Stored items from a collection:
▽
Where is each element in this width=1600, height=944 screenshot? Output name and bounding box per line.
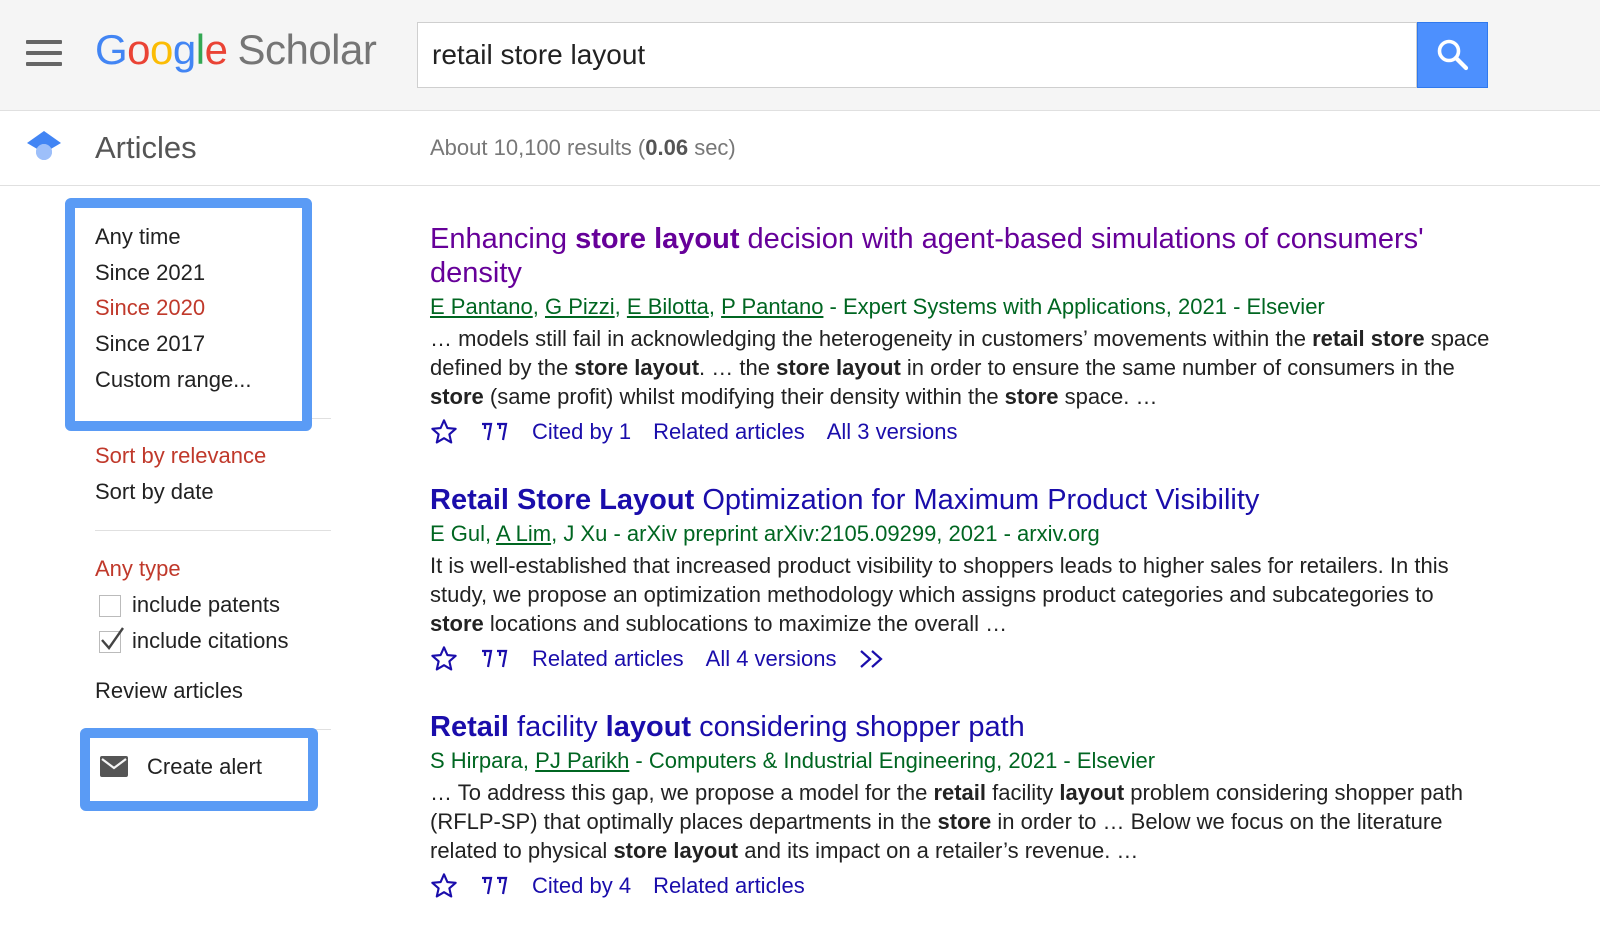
result-item: Retail facility layout considering shopp…: [430, 710, 1490, 901]
result-meta: E Pantano, G Pizzi, E Bilotta, P Pantano…: [430, 294, 1325, 319]
result-item: Retail Store Layout Optimization for Max…: [430, 483, 1490, 674]
all-versions-link[interactable]: All 3 versions: [827, 419, 958, 445]
filter-since-2020[interactable]: Since 2020: [95, 295, 205, 321]
save-star-icon[interactable]: [430, 418, 458, 446]
sort-by-date[interactable]: Sort by date: [95, 479, 214, 505]
create-alert-button[interactable]: Create alert: [147, 754, 262, 780]
cite-quote-icon[interactable]: [480, 647, 510, 671]
sort-by-relevance[interactable]: Sort by relevance: [95, 443, 266, 469]
author-link[interactable]: G Pizzi: [545, 294, 615, 319]
include-citations-checkbox[interactable]: [99, 627, 124, 653]
search-input[interactable]: [417, 22, 1417, 88]
magnifier-icon: [1437, 39, 1468, 71]
result-title-link[interactable]: Enhancing store layout decision with age…: [430, 222, 1490, 290]
result-actions: Cited by 1 Related articles All 3 versio…: [430, 417, 1490, 447]
include-patents-label[interactable]: include patents: [132, 592, 280, 618]
include-citations-label[interactable]: include citations: [132, 628, 289, 654]
author-link[interactable]: PJ Parikh: [535, 748, 629, 773]
result-meta: S Hirpara, PJ Parikh - Computers & Indus…: [430, 748, 1156, 773]
result-actions: Cited by 4 Related articles: [430, 871, 1490, 901]
result-snippet: … To address this gap, we propose a mode…: [430, 780, 1463, 863]
filter-any-time[interactable]: Any time: [95, 224, 181, 250]
result-title-link[interactable]: Retail Store Layout Optimization for Max…: [430, 483, 1490, 517]
result-snippet: It is well-established that increased pr…: [430, 553, 1449, 636]
review-articles-link[interactable]: Review articles: [95, 678, 243, 704]
more-chevrons-icon[interactable]: [858, 648, 888, 670]
author-link[interactable]: E Pantano: [430, 294, 533, 319]
result-snippet: … models still fail in acknowledging the…: [430, 326, 1490, 409]
result-meta: E Gul, A Lim, J Xu - arXiv preprint arXi…: [430, 521, 1100, 546]
section-title: Articles: [95, 130, 197, 165]
search-button[interactable]: [1417, 22, 1488, 88]
envelope-icon: [100, 756, 128, 777]
filter-since-2021[interactable]: Since 2021: [95, 260, 205, 286]
filter-custom-range[interactable]: Custom range...: [95, 367, 252, 393]
filter-since-2017[interactable]: Since 2017: [95, 331, 205, 357]
result-actions: Related articles All 4 versions: [430, 644, 1490, 674]
google-scholar-logo[interactable]: Google Scholar: [95, 26, 377, 74]
cite-quote-icon[interactable]: [480, 874, 510, 898]
related-articles-link[interactable]: Related articles: [532, 646, 684, 672]
divider: [95, 530, 331, 531]
filter-any-type[interactable]: Any type: [95, 556, 181, 582]
graduation-cap-icon: [27, 131, 61, 160]
result-title-link[interactable]: Retail facility layout considering shopp…: [430, 710, 1490, 744]
related-articles-link[interactable]: Related articles: [653, 419, 805, 445]
checkmark-icon: [101, 627, 124, 650]
save-star-icon[interactable]: [430, 872, 458, 900]
save-star-icon[interactable]: [430, 645, 458, 673]
filter-sidebar: Any time Since 2021 Since 2020 Since 201…: [0, 186, 380, 944]
include-patents-checkbox[interactable]: [99, 595, 121, 617]
section-bar: Articles About 10,100 results (0.06 sec): [0, 111, 1600, 186]
cite-quote-icon[interactable]: [480, 420, 510, 444]
author-link[interactable]: P Pantano: [721, 294, 823, 319]
author-link[interactable]: A Lim: [496, 521, 551, 546]
divider: [312, 418, 331, 419]
author-link[interactable]: E Bilotta: [627, 294, 709, 319]
cited-by-link[interactable]: Cited by 1: [532, 419, 631, 445]
hamburger-menu-icon[interactable]: [26, 40, 62, 66]
all-versions-link[interactable]: All 4 versions: [706, 646, 837, 672]
results-count: About 10,100 results (0.06 sec): [430, 135, 736, 160]
result-item: Enhancing store layout decision with age…: [430, 222, 1490, 447]
top-bar: Google Scholar: [0, 0, 1600, 111]
cited-by-link[interactable]: Cited by 4: [532, 873, 631, 899]
related-articles-link[interactable]: Related articles: [653, 873, 805, 899]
△
PROBLEM:
Rewrite all of the data with "screenshot" switched to "screen capture", leaving everything else unchanged. Leave the pictures out of your answer.

SOLUTION FOR THIS TASK:
Where is each element in this width=1600, height=944 screen capture? Output name and bounding box per line.
result-item: Retail facility layout considering shopp…: [430, 710, 1490, 901]
result-meta: E Pantano, G Pizzi, E Bilotta, P Pantano…: [430, 294, 1325, 319]
result-item: Retail Store Layout Optimization for Max…: [430, 483, 1490, 674]
all-versions-link[interactable]: All 3 versions: [827, 419, 958, 445]
filter-since-2020[interactable]: Since 2020: [95, 295, 205, 321]
save-star-icon[interactable]: [430, 418, 458, 446]
sort-by-date[interactable]: Sort by date: [95, 479, 214, 505]
create-alert-button[interactable]: Create alert: [147, 754, 262, 780]
cite-quote-icon[interactable]: [480, 647, 510, 671]
sort-by-relevance[interactable]: Sort by relevance: [95, 443, 266, 469]
author-link[interactable]: G Pizzi: [545, 294, 615, 319]
include-citations-checkbox[interactable]: [99, 627, 124, 653]
search-input[interactable]: [417, 22, 1417, 88]
magnifier-icon: [1437, 39, 1468, 71]
result-title-link[interactable]: Enhancing store layout decision with age…: [430, 222, 1490, 290]
result-actions: Cited by 1 Related articles All 3 versio…: [430, 417, 1490, 447]
include-patents-label[interactable]: include patents: [132, 592, 280, 618]
include-citations-label[interactable]: include citations: [132, 628, 289, 654]
author-link[interactable]: PJ Parikh: [535, 748, 629, 773]
result-meta: S Hirpara, PJ Parikh - Computers & Indus…: [430, 748, 1156, 773]
result-actions: Cited by 4 Related articles: [430, 871, 1490, 901]
result-snippet: … To address this gap, we propose a mode…: [430, 780, 1463, 863]
filter-any-time[interactable]: Any time: [95, 224, 181, 250]
result-title-link[interactable]: Retail Store Layout Optimization for Max…: [430, 483, 1490, 517]
result-snippet: It is well-established that increased pr…: [430, 553, 1449, 636]
review-articles-link[interactable]: Review articles: [95, 678, 243, 704]
more-chevrons-icon[interactable]: [858, 648, 888, 670]
author-link[interactable]: E Pantano: [430, 294, 533, 319]
result-snippet: … models still fail in acknowledging the…: [430, 326, 1490, 409]
result-meta: E Gul, A Lim, J Xu - arXiv preprint arXi…: [430, 521, 1100, 546]
section-title: Articles: [95, 130, 197, 165]
search-button[interactable]: [1417, 22, 1488, 88]
envelope-icon: [100, 756, 128, 777]
filter-since-2021[interactable]: Since 2021: [95, 260, 205, 286]
filter-custom-range[interactable]: Custom range...: [95, 367, 252, 393]
filter-since-2017[interactable]: Since 2017: [95, 331, 205, 357]
result-actions: Related articles All 4 versions: [430, 644, 1490, 674]
google-scholar-logo[interactable]: Google Scholar: [95, 26, 377, 74]
cite-quote-icon[interactable]: [480, 874, 510, 898]
related-articles-link[interactable]: Related articles: [532, 646, 684, 672]
divider: [95, 530, 331, 531]
filter-any-type[interactable]: Any type: [95, 556, 181, 582]
graduation-cap-icon: [27, 131, 61, 160]
result-title-link[interactable]: Retail facility layout considering shopp…: [430, 710, 1490, 744]
related-articles-link[interactable]: Related articles: [653, 419, 805, 445]
checkmark-icon: [101, 627, 124, 650]
save-star-icon[interactable]: [430, 872, 458, 900]
save-star-icon[interactable]: [430, 645, 458, 673]
filter-sidebar: Any time Since 2021 Since 2020 Since 201…: [0, 186, 380, 944]
include-patents-checkbox[interactable]: [99, 595, 121, 617]
section-bar: Articles About 10,100 results (0.06 sec): [0, 111, 1600, 186]
cite-quote-icon[interactable]: [480, 420, 510, 444]
author-link[interactable]: P Pantano: [721, 294, 823, 319]
author-link[interactable]: A Lim: [496, 521, 551, 546]
divider: [312, 418, 331, 419]
author-link[interactable]: E Bilotta: [627, 294, 709, 319]
cited-by-link[interactable]: Cited by 1: [532, 419, 631, 445]
hamburger-menu-icon[interactable]: [26, 40, 62, 66]
all-versions-link[interactable]: All 4 versions: [706, 646, 837, 672]
results-count: About 10,100 results (0.06 sec): [430, 135, 736, 160]
result-item: Enhancing store layout decision with age…: [430, 222, 1490, 447]
top-bar: Google Scholar: [0, 0, 1600, 111]
cited-by-link[interactable]: Cited by 4: [532, 873, 631, 899]
related-articles-link[interactable]: Related articles: [653, 873, 805, 899]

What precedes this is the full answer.